▶ **Task objective**: Leave out the pictures and repeat every record exactly.

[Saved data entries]
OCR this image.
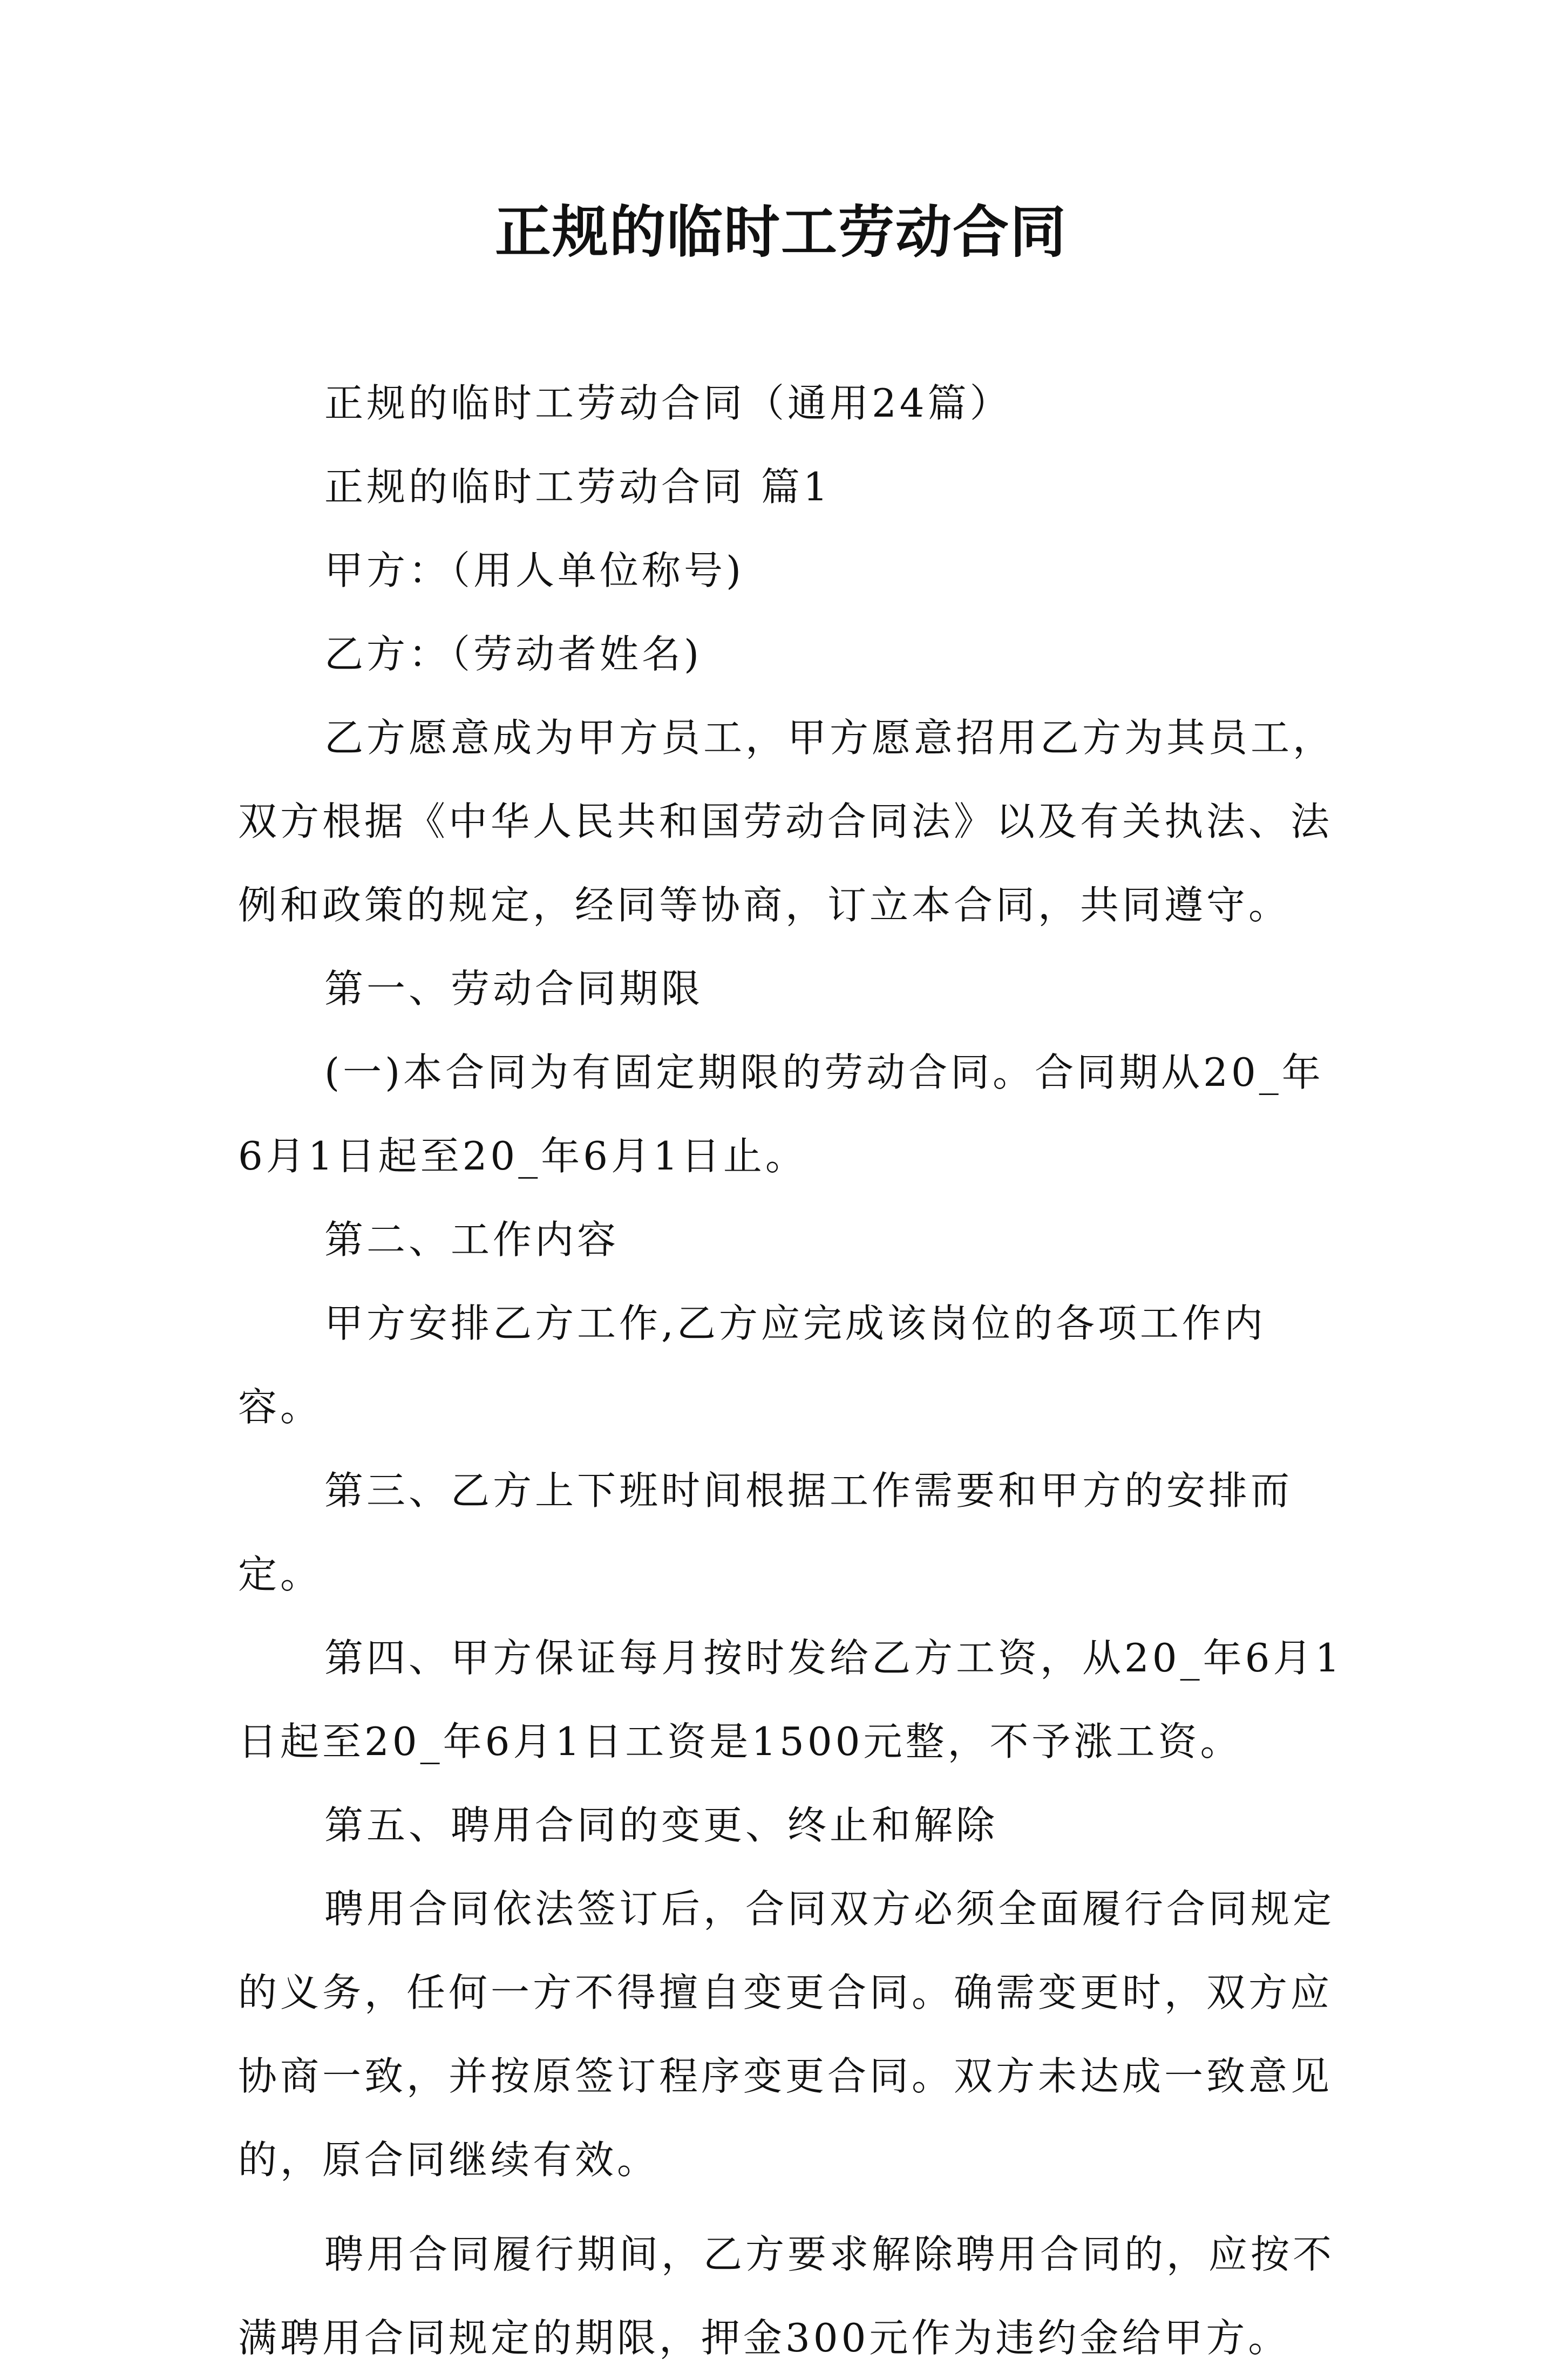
正规的临时工劳动合同

正规的临时工劳动合同（通用24篇）

正规的临时工劳动合同 篇1

甲方：（用人单位称号)

乙方：（劳动者姓名)

乙方愿意成为甲方员工，甲方愿意招用乙方为其员工，双方根据《中华人民共和国劳动合同法》以及有关执法、法例和政策的规定，经同等协商，订立本合同，共同遵守。

第一、劳动合同期限

(一)本合同为有固定期限的劳动合同。合同期从20_年6月1日起至20_年6月1日止。

第二、工作内容

甲方安排乙方工作,乙方应完成该岗位的各项工作内容。

第三、乙方上下班时间根据工作需要和甲方的安排而定。

第四、甲方保证每月按时发给乙方工资，从20_年6月1日起至20_年6月1日工资是1500元整，不予涨工资。

第五、聘用合同的变更、终止和解除

聘用合同依法签订后，合同双方必须全面履行合同规定的义务，任何一方不得擅自变更合同。确需变更时，双方应协商一致，并按原签订程序变更合同。双方未达成一致意见的，原合同继续有效。

聘用合同履行期间，乙方要求解除聘用合同的，应按不满聘用合同规定的期限，押金300元作为违约金给甲方。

▶ **Written response**:
OCR this image.
正规的临时工劳动合同

正规的临时工劳动合同（通用24篇）

正规的临时工劳动合同 篇1

甲方：（用人单位称号)

乙方：（劳动者姓名)

乙方愿意成为甲方员工，甲方愿意招用乙方为其员工，双方根据《中华人民共和国劳动合同法》以及有关执法、法例和政策的规定，经同等协商，订立本合同，共同遵守。

第一、劳动合同期限

(一)本合同为有固定期限的劳动合同。合同期从20_年6月1日起至20_年6月1日止。

第二、工作内容

甲方安排乙方工作,乙方应完成该岗位的各项工作内容。

第三、乙方上下班时间根据工作需要和甲方的安排而定。

第四、甲方保证每月按时发给乙方工资，从20_年6月1日起至20_年6月1日工资是1500元整，不予涨工资。

第五、聘用合同的变更、终止和解除

聘用合同依法签订后，合同双方必须全面履行合同规定的义务，任何一方不得擅自变更合同。确需变更时，双方应协商一致，并按原签订程序变更合同。双方未达成一致意见的，原合同继续有效。

聘用合同履行期间，乙方要求解除聘用合同的，应按不满聘用合同规定的期限，押金300元作为违约金给甲方。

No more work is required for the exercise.